### WHAT TO PRODUCE:
Find each line with the word "caption" and copy it.

### INPUT DATA:
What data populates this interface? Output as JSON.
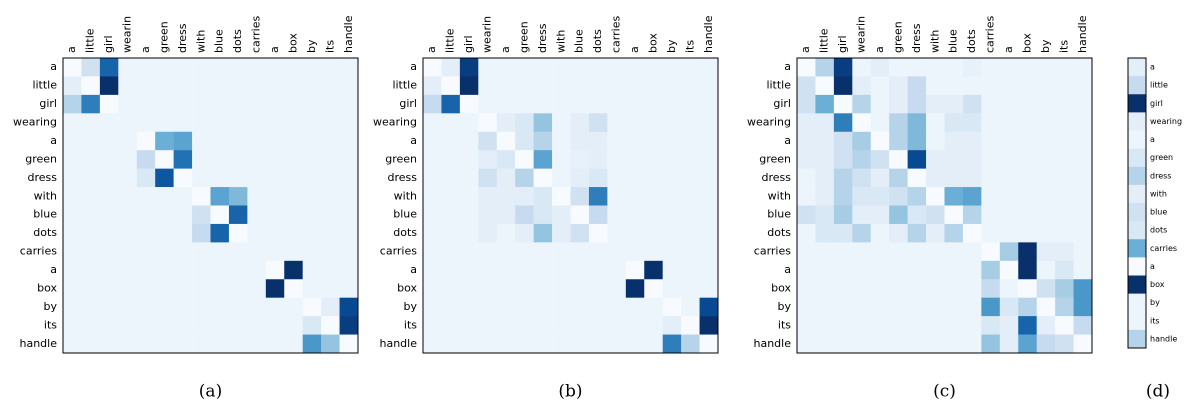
{
  "chart_data": [
    {
      "type": "heatmap",
      "colormap": "Blues",
      "caption": "(a)",
      "x_labels": [
        "a",
        "little",
        "girl",
        "wearin",
        "a",
        "green",
        "dress",
        "with",
        "blue",
        "dots",
        "carries",
        "a",
        "box",
        "by",
        "its",
        "handle"
      ],
      "y_labels": [
        "a",
        "little",
        "girl",
        "wearing",
        "a",
        "green",
        "dress",
        "with",
        "blue",
        "dots",
        "carries",
        "a",
        "box",
        "by",
        "its",
        "handle"
      ],
      "matrix": [
        [
          0,
          0.2,
          0.8,
          0.05,
          0.05,
          0.05,
          0.05,
          0.05,
          0.05,
          0.05,
          0.05,
          0.05,
          0.05,
          0.05,
          0.05,
          0.05
        ],
        [
          0.1,
          0,
          1,
          0.05,
          0.05,
          0.05,
          0.05,
          0.05,
          0.05,
          0.05,
          0.05,
          0.05,
          0.05,
          0.05,
          0.05,
          0.05
        ],
        [
          0.3,
          0.7,
          0,
          0.05,
          0.05,
          0.05,
          0.05,
          0.05,
          0.05,
          0.05,
          0.05,
          0.05,
          0.05,
          0.05,
          0.05,
          0.05
        ],
        [
          0.05,
          0.05,
          0.05,
          0.05,
          0.05,
          0.05,
          0.05,
          0.05,
          0.05,
          0.05,
          0.05,
          0.05,
          0.05,
          0.05,
          0.05,
          0.05
        ],
        [
          0.05,
          0.05,
          0.05,
          0.05,
          0,
          0.5,
          0.55,
          0.05,
          0.05,
          0.05,
          0.05,
          0.05,
          0.05,
          0.05,
          0.05,
          0.05
        ],
        [
          0.05,
          0.05,
          0.05,
          0.05,
          0.25,
          0,
          0.75,
          0.05,
          0.05,
          0.05,
          0.05,
          0.05,
          0.05,
          0.05,
          0.05,
          0.05
        ],
        [
          0.05,
          0.05,
          0.05,
          0.05,
          0.15,
          0.85,
          0,
          0.05,
          0.05,
          0.05,
          0.05,
          0.05,
          0.05,
          0.05,
          0.05,
          0.05
        ],
        [
          0.05,
          0.05,
          0.05,
          0.05,
          0.05,
          0.05,
          0.05,
          0,
          0.55,
          0.45,
          0.05,
          0.05,
          0.05,
          0.05,
          0.05,
          0.05
        ],
        [
          0.05,
          0.05,
          0.05,
          0.05,
          0.05,
          0.05,
          0.05,
          0.2,
          0,
          0.8,
          0.05,
          0.05,
          0.05,
          0.05,
          0.05,
          0.05
        ],
        [
          0.05,
          0.05,
          0.05,
          0.05,
          0.05,
          0.05,
          0.05,
          0.25,
          0.8,
          0,
          0.05,
          0.05,
          0.05,
          0.05,
          0.05,
          0.05
        ],
        [
          0.05,
          0.05,
          0.05,
          0.05,
          0.05,
          0.05,
          0.05,
          0.05,
          0.05,
          0.05,
          0.05,
          0.05,
          0.05,
          0.05,
          0.05,
          0.05
        ],
        [
          0.05,
          0.05,
          0.05,
          0.05,
          0.05,
          0.05,
          0.05,
          0.05,
          0.05,
          0.05,
          0.05,
          0,
          1,
          0.05,
          0.05,
          0.05
        ],
        [
          0.05,
          0.05,
          0.05,
          0.05,
          0.05,
          0.05,
          0.05,
          0.05,
          0.05,
          0.05,
          0.05,
          1,
          0,
          0.05,
          0.05,
          0.05
        ],
        [
          0.05,
          0.05,
          0.05,
          0.05,
          0.05,
          0.05,
          0.05,
          0.05,
          0.05,
          0.05,
          0.05,
          0.05,
          0.05,
          0,
          0.1,
          0.9
        ],
        [
          0.05,
          0.05,
          0.05,
          0.05,
          0.05,
          0.05,
          0.05,
          0.05,
          0.05,
          0.05,
          0.05,
          0.05,
          0.05,
          0.15,
          0,
          0.95
        ],
        [
          0.05,
          0.05,
          0.05,
          0.05,
          0.05,
          0.05,
          0.05,
          0.05,
          0.05,
          0.05,
          0.05,
          0.05,
          0.05,
          0.6,
          0.4,
          0
        ]
      ]
    },
    {
      "type": "heatmap",
      "colormap": "Blues",
      "caption": "(b)",
      "x_labels": [
        "a",
        "little",
        "girl",
        "wearin",
        "a",
        "green",
        "dress",
        "with",
        "blue",
        "dots",
        "carries",
        "a",
        "box",
        "by",
        "its",
        "handle"
      ],
      "y_labels": [
        "a",
        "little",
        "girl",
        "wearing",
        "a",
        "green",
        "dress",
        "with",
        "blue",
        "dots",
        "carries",
        "a",
        "box",
        "by",
        "its",
        "handle"
      ],
      "matrix": [
        [
          0,
          0.1,
          0.95,
          0.05,
          0.05,
          0.05,
          0.05,
          0.05,
          0.05,
          0.05,
          0.05,
          0.05,
          0.05,
          0.05,
          0.05,
          0.05
        ],
        [
          0.1,
          0,
          1,
          0.05,
          0.05,
          0.05,
          0.05,
          0.05,
          0.05,
          0.05,
          0.05,
          0.05,
          0.05,
          0.05,
          0.05,
          0.05
        ],
        [
          0.25,
          0.8,
          0,
          0.05,
          0.05,
          0.05,
          0.05,
          0.05,
          0.05,
          0.05,
          0.05,
          0.05,
          0.05,
          0.05,
          0.05,
          0.05
        ],
        [
          0.05,
          0.05,
          0.05,
          0,
          0.1,
          0.15,
          0.4,
          0.05,
          0.1,
          0.2,
          0.05,
          0.05,
          0.05,
          0.05,
          0.05,
          0.05
        ],
        [
          0.05,
          0.05,
          0.05,
          0.2,
          0,
          0.15,
          0.3,
          0.05,
          0.1,
          0.1,
          0.05,
          0.05,
          0.05,
          0.05,
          0.05,
          0.05
        ],
        [
          0.05,
          0.05,
          0.05,
          0.1,
          0.15,
          0,
          0.55,
          0.05,
          0.08,
          0.1,
          0.05,
          0.05,
          0.05,
          0.05,
          0.05,
          0.05
        ],
        [
          0.05,
          0.05,
          0.05,
          0.2,
          0.1,
          0.3,
          0,
          0.05,
          0.1,
          0.15,
          0.05,
          0.05,
          0.05,
          0.05,
          0.05,
          0.05
        ],
        [
          0.05,
          0.05,
          0.05,
          0.1,
          0.1,
          0.1,
          0.15,
          0,
          0.2,
          0.7,
          0.05,
          0.05,
          0.05,
          0.05,
          0.05,
          0.05
        ],
        [
          0.05,
          0.05,
          0.05,
          0.1,
          0.1,
          0.25,
          0.15,
          0.1,
          0,
          0.25,
          0.05,
          0.05,
          0.05,
          0.05,
          0.05,
          0.05
        ],
        [
          0.05,
          0.05,
          0.05,
          0.1,
          0.05,
          0.1,
          0.4,
          0.1,
          0.2,
          0,
          0.05,
          0.05,
          0.05,
          0.05,
          0.05,
          0.05
        ],
        [
          0.05,
          0.05,
          0.05,
          0.05,
          0.05,
          0.05,
          0.05,
          0.05,
          0.05,
          0.05,
          0.05,
          0.05,
          0.05,
          0.05,
          0.05,
          0.05
        ],
        [
          0.05,
          0.05,
          0.05,
          0.05,
          0.05,
          0.05,
          0.05,
          0.05,
          0.05,
          0.05,
          0.05,
          0,
          1,
          0.05,
          0.05,
          0.05
        ],
        [
          0.05,
          0.05,
          0.05,
          0.05,
          0.05,
          0.05,
          0.05,
          0.05,
          0.05,
          0.05,
          0.05,
          1,
          0,
          0.05,
          0.05,
          0.05
        ],
        [
          0.05,
          0.05,
          0.05,
          0.05,
          0.05,
          0.05,
          0.05,
          0.05,
          0.05,
          0.05,
          0.05,
          0.05,
          0.05,
          0,
          0.05,
          0.9
        ],
        [
          0.05,
          0.05,
          0.05,
          0.05,
          0.05,
          0.05,
          0.05,
          0.05,
          0.05,
          0.05,
          0.05,
          0.05,
          0.05,
          0.1,
          0,
          1
        ],
        [
          0.05,
          0.05,
          0.05,
          0.05,
          0.05,
          0.05,
          0.05,
          0.05,
          0.05,
          0.05,
          0.05,
          0.05,
          0.05,
          0.7,
          0.3,
          0
        ]
      ]
    },
    {
      "type": "heatmap",
      "colormap": "Blues",
      "caption": "(c)",
      "x_labels": [
        "a",
        "little",
        "girl",
        "wearin",
        "a",
        "green",
        "dress",
        "with",
        "blue",
        "dots",
        "carries",
        "a",
        "box",
        "by",
        "its",
        "handle"
      ],
      "y_labels": [
        "a",
        "little",
        "girl",
        "wearing",
        "a",
        "green",
        "dress",
        "with",
        "blue",
        "dots",
        "carries",
        "a",
        "box",
        "by",
        "its",
        "handle"
      ],
      "matrix": [
        [
          0,
          0.3,
          0.95,
          0.05,
          0.1,
          0.05,
          0.05,
          0.05,
          0.05,
          0.08,
          0.05,
          0.05,
          0.05,
          0.05,
          0.05,
          0.05
        ],
        [
          0.2,
          0,
          1,
          0.1,
          0.05,
          0.1,
          0.25,
          0.05,
          0.05,
          0.05,
          0.05,
          0.05,
          0.05,
          0.05,
          0.05,
          0.05
        ],
        [
          0.2,
          0.5,
          0,
          0.3,
          0.05,
          0.1,
          0.25,
          0.1,
          0.1,
          0.2,
          0.05,
          0.05,
          0.05,
          0.05,
          0.05,
          0.05
        ],
        [
          0.1,
          0.1,
          0.7,
          0,
          0.05,
          0.3,
          0.45,
          0.05,
          0.15,
          0.15,
          0.05,
          0.05,
          0.05,
          0.05,
          0.05,
          0.05
        ],
        [
          0.1,
          0.1,
          0.2,
          0.35,
          0,
          0.3,
          0.45,
          0.05,
          0.1,
          0.1,
          0.05,
          0.05,
          0.05,
          0.05,
          0.05,
          0.05
        ],
        [
          0.1,
          0.1,
          0.2,
          0.3,
          0.2,
          0,
          0.9,
          0.1,
          0.1,
          0.1,
          0.05,
          0.05,
          0.05,
          0.05,
          0.05,
          0.05
        ],
        [
          0.05,
          0.1,
          0.3,
          0.2,
          0.1,
          0.3,
          0,
          0.1,
          0.1,
          0.1,
          0.05,
          0.05,
          0.05,
          0.05,
          0.05,
          0.05
        ],
        [
          0.05,
          0.1,
          0.3,
          0.15,
          0.15,
          0.2,
          0.3,
          0,
          0.5,
          0.55,
          0.05,
          0.05,
          0.05,
          0.05,
          0.05,
          0.05
        ],
        [
          0.2,
          0.15,
          0.35,
          0.1,
          0.1,
          0.4,
          0.15,
          0.2,
          0,
          0.3,
          0.05,
          0.05,
          0.05,
          0.05,
          0.05,
          0.05
        ],
        [
          0.05,
          0.15,
          0.15,
          0.3,
          0.05,
          0.1,
          0.3,
          0.1,
          0.3,
          0,
          0.05,
          0.05,
          0.05,
          0.05,
          0.05,
          0.05
        ],
        [
          0.05,
          0.05,
          0.05,
          0.05,
          0.05,
          0.05,
          0.05,
          0.05,
          0.05,
          0.05,
          0,
          0.35,
          1,
          0.1,
          0.1,
          0.05
        ],
        [
          0.05,
          0.05,
          0.05,
          0.05,
          0.05,
          0.05,
          0.05,
          0.05,
          0.05,
          0.05,
          0.35,
          0,
          1,
          0.05,
          0.15,
          0.05
        ],
        [
          0.05,
          0.05,
          0.05,
          0.05,
          0.05,
          0.05,
          0.05,
          0.05,
          0.05,
          0.05,
          0.25,
          0.05,
          0,
          0.2,
          0.35,
          0.6
        ],
        [
          0.05,
          0.05,
          0.05,
          0.05,
          0.05,
          0.05,
          0.05,
          0.05,
          0.05,
          0.05,
          0.6,
          0.15,
          0.3,
          0,
          0.3,
          0.6
        ],
        [
          0.05,
          0.05,
          0.05,
          0.05,
          0.05,
          0.05,
          0.05,
          0.05,
          0.05,
          0.05,
          0.15,
          0.1,
          0.8,
          0.1,
          0,
          0.25
        ],
        [
          0.05,
          0.05,
          0.05,
          0.05,
          0.05,
          0.05,
          0.05,
          0.05,
          0.05,
          0.05,
          0.4,
          0.1,
          0.55,
          0.25,
          0.2,
          0
        ]
      ]
    },
    {
      "type": "strip",
      "colormap": "Blues",
      "caption": "(d)",
      "labels": [
        "a",
        "little",
        "girl",
        "wearing",
        "a",
        "green",
        "dress",
        "with",
        "blue",
        "dots",
        "carries",
        "a",
        "box",
        "by",
        "its",
        "handle"
      ],
      "values": [
        0.1,
        0.25,
        1,
        0.1,
        0.05,
        0.15,
        0.3,
        0.1,
        0.2,
        0.15,
        0.5,
        0,
        1,
        0.05,
        0.05,
        0.3
      ]
    }
  ]
}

### WRITTEN SOLUTION:
      "caption": "(a)",
      "caption": "(b)",
      "caption": "(c)",
      "caption": "(d)",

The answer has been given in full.